* DIRECTION
Transcribe the material exactly. Images do not belong in the copy.

Items from a dataset:
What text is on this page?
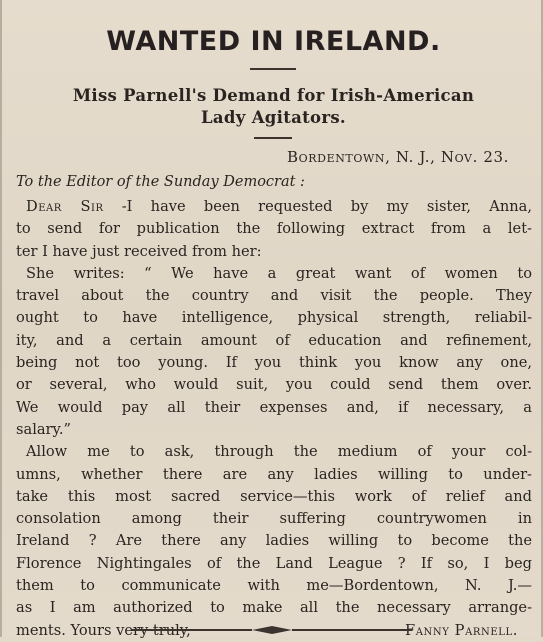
WANTED IN IRELAND.
Miss Parnell's Demand for Irish-American
Lady Agitators.
Bordentown, N. J., Nov. 23.
To the Editor of the Sunday Democrat :
Dear Sir -I have been requested by my sister, Anna,
to send for publication the following extract from a let-
ter I have just received from her:
She writes: “ We have a great want of women to
travel about the country and visit the people. They
ought to have intelligence, physical strength, reliabil-
ity, and a certain amount of education and refinement,
being not too young. If you think you know any one,
or several, who would suit, you could send them over.
We would pay all their expenses and, if necessary, a
salary.”
Allow me to ask, through the medium of your col-
umns, whether there are any ladies willing to under-
take this most sacred service—this work of relief and
consolation among their suffering countrywomen in
Ireland ? Are there any ladies willing to become the
Florence Nightingales of the Land League ? If so, I beg
them to communicate with me—Bordentown, N. J.—
as I am authorized to make all the necessary arrange-
ments. Yours very truly,	Fanny Parnell.
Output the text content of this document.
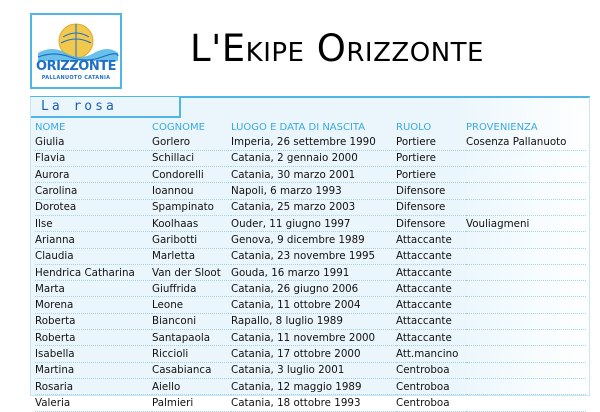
ORIZZONTE
PALLANUOTO CATANIA
L'Ekipe Orizzonte
La rosa
NOME	COGNOME	LUOGO E DATA DI NASCITA	RUOLO	PROVENIENZA
Giulia	Gorlero	Imperia, 26 settembre 1990	Portiere	Cosenza Pallanuoto
Flavia	Schillaci	Catania, 2 gennaio 2000	Portiere	
Aurora	Condorelli	Catania, 30 marzo 2001	Portiere	
Carolina	Ioannou	Napoli, 6 marzo 1993	Difensore	
Dorotea	Spampinato	Catania, 25 marzo 2003	Difensore	
Ilse	Koolhaas	Ouder, 11 giugno 1997	Difensore	Vouliagmeni
Arianna	Garibotti	Genova, 9 dicembre 1989	Attaccante	
Claudia	Marletta	Catania, 23 novembre 1995	Attaccante	
Hendrica Catharina	Van der Sloot	Gouda, 16 marzo 1991	Attaccante	
Marta	Giuffrida	Catania, 26 giugno 2006	Attaccante	
Morena	Leone	Catania, 11 ottobre 2004	Attaccante	
Roberta	Bianconi	Rapallo, 8 luglio 1989	Attaccante	
Roberta	Santapaola	Catania, 11 novembre 2000	Attaccante	
Isabella	Riccioli	Catania, 17 ottobre 2000	Att.mancino	
Martina	Casabianca	Catania, 3 luglio 2001	Centroboa	
Rosaria	Aiello	Catania, 12 maggio 1989	Centroboa	
Valeria	Palmieri	Catania, 18 ottobre 1993	Centroboa	
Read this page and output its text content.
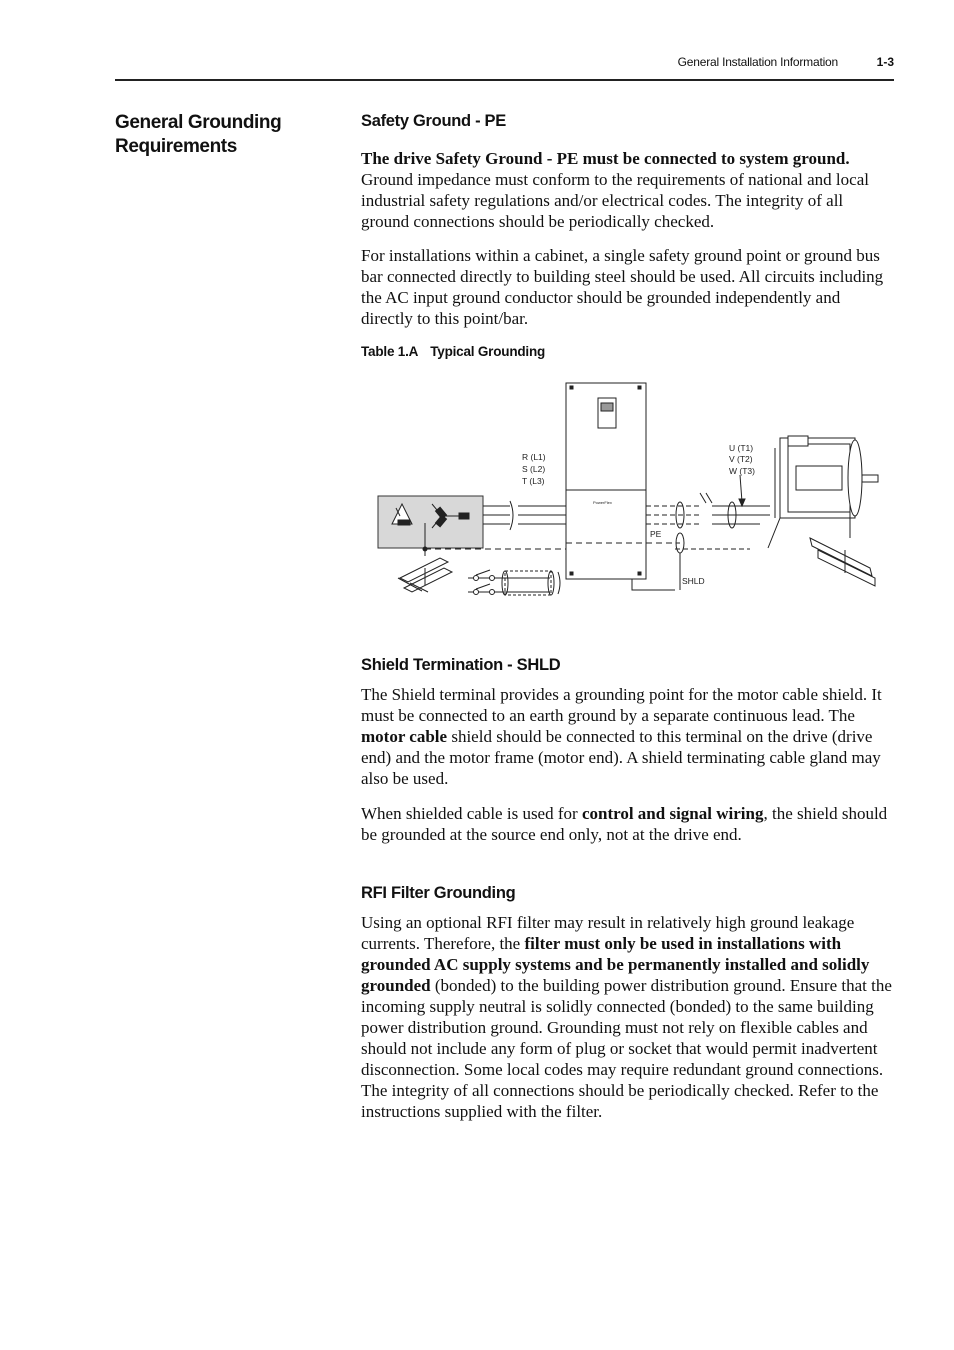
General Installation Information	1-3
General Grounding Requirements
Safety Ground - PE

The drive Safety Ground - PE must be connected to system ground. Ground impedance must conform to the requirements of national and local industrial safety regulations and/or electrical codes. The integrity of all ground connections should be periodically checked.

For installations within a cabinet, a single safety ground point or ground bus bar connected directly to building steel should be used. All circuits including the AC input ground conductor should be grounded independently and directly to this point/bar.

Table 1.A Typical Grounding
PowerFlex
R (L1)
S (L2)
T (L3)
U (T1)
V (T2)
W (T3)
PE
SHLD
Shield Termination - SHLD

The Shield terminal provides a grounding point for the motor cable shield. It must be connected to an earth ground by a separate continuous lead. The motor cable shield should be connected to this terminal on the drive (drive end) and the motor frame (motor end). A shield terminating cable gland may also be used.

When shielded cable is used for control and signal wiring, the shield should be grounded at the source end only, not at the drive end.

RFI Filter Grounding

Using an optional RFI filter may result in relatively high ground leakage currents. Therefore, the filter must only be used in installations with grounded AC supply systems and be permanently installed and solidly grounded (bonded) to the building power distribution ground. Ensure that the incoming supply neutral is solidly connected (bonded) to the same building power distribution ground. Grounding must not rely on flexible cables and should not include any form of plug or socket that would permit inadvertent disconnection. Some local codes may require redundant ground connections. The integrity of all connections should be periodically checked. Refer to the instructions supplied with the filter.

* OUTPUT OF THE EXERCISE
What text is on this page?
WANTED IN IRELAND.
Miss Parnell's Demand for Irish-American
Lady Agitators.
Bordentown, N. J., Nov. 23.
To the Editor of the Sunday Democrat :
Dear Sir -I have been requested by my sister, Anna,
to send for publication the following extract from a let-
ter I have just received from her:
She writes: “ We have a great want of women to
travel about the country and visit the people. They
ought to have intelligence, physical strength, reliabil-
ity, and a certain amount of education and refinement,
being not too young. If you think you know any one,
or several, who would suit, you could send them over.
We would pay all their expenses and, if necessary, a
salary.”
Allow me to ask, through the medium of your col-
umns, whether there are any ladies willing to under-
take this most sacred service—this work of relief and
consolation among their suffering countrywomen in
Ireland ? Are there any ladies willing to become the
Florence Nightingales of the Land League ? If so, I beg
them to communicate with me—Bordentown, N. J.—
as I am authorized to make all the necessary arrange-
ments. Yours very truly,	Fanny Parnell.
Output the text content of this document.
ORIZZONTE
PALLANUOTO CATANIA
L'Ekipe Orizzonte
La rosa
NOME	COGNOME	LUOGO E DATA DI NASCITA	RUOLO	PROVENIENZA
Giulia	Gorlero	Imperia, 26 settembre 1990	Portiere	Cosenza Pallanuoto
Flavia	Schillaci	Catania, 2 gennaio 2000	Portiere	
Aurora	Condorelli	Catania, 30 marzo 2001	Portiere	
Carolina	Ioannou	Napoli, 6 marzo 1993	Difensore	
Dorotea	Spampinato	Catania, 25 marzo 2003	Difensore	
Ilse	Koolhaas	Ouder, 11 giugno 1997	Difensore	Vouliagmeni
Arianna	Garibotti	Genova, 9 dicembre 1989	Attaccante	
Claudia	Marletta	Catania, 23 novembre 1995	Attaccante	
Hendrica Catharina	Van der Sloot	Gouda, 16 marzo 1991	Attaccante	
Marta	Giuffrida	Catania, 26 giugno 2006	Attaccante	
Morena	Leone	Catania, 11 ottobre 2004	Attaccante	
Roberta	Bianconi	Rapallo, 8 luglio 1989	Attaccante	
Roberta	Santapaola	Catania, 11 novembre 2000	Attaccante	
Isabella	Riccioli	Catania, 17 ottobre 2000	Att.mancino	
Martina	Casabianca	Catania, 3 luglio 2001	Centroboa	
Rosaria	Aiello	Catania, 12 maggio 1989	Centroboa	
Valeria	Palmieri	Catania, 18 ottobre 1993	Centroboa	
Read this page and output its text content.
General Installation Information	1-3
General Grounding Requirements
Safety Ground - PE

The drive Safety Ground - PE must be connected to system ground. Ground impedance must conform to the requirements of national and local industrial safety regulations and/or electrical codes. The integrity of all ground connections should be periodically checked.

For installations within a cabinet, a single safety ground point or ground bus bar connected directly to building steel should be used. All circuits including the AC input ground conductor should be grounded independently and directly to this point/bar.

Table 1.A Typical Grounding
PowerFlex
R (L1)
S (L2)
T (L3)
U (T1)
V (T2)
W (T3)
PE
SHLD
Shield Termination - SHLD

The Shield terminal provides a grounding point for the motor cable shield. It must be connected to an earth ground by a separate continuous lead. The motor cable shield should be connected to this terminal on the drive (drive end) and the motor frame (motor end). A shield terminating cable gland may also be used.

When shielded cable is used for control and signal wiring, the shield should be grounded at the source end only, not at the drive end.

RFI Filter Grounding

Using an optional RFI filter may result in relatively high ground leakage currents. Therefore, the filter must only be used in installations with grounded AC supply systems and be permanently installed and solidly grounded (bonded) to the building power distribution ground. Ensure that the incoming supply neutral is solidly connected (bonded) to the same building power distribution ground. Grounding must not rely on flexible cables and should not include any form of plug or socket that would permit inadvertent disconnection. Some local codes may require redundant ground connections. The integrity of all connections should be periodically checked. Refer to the instructions supplied with the filter.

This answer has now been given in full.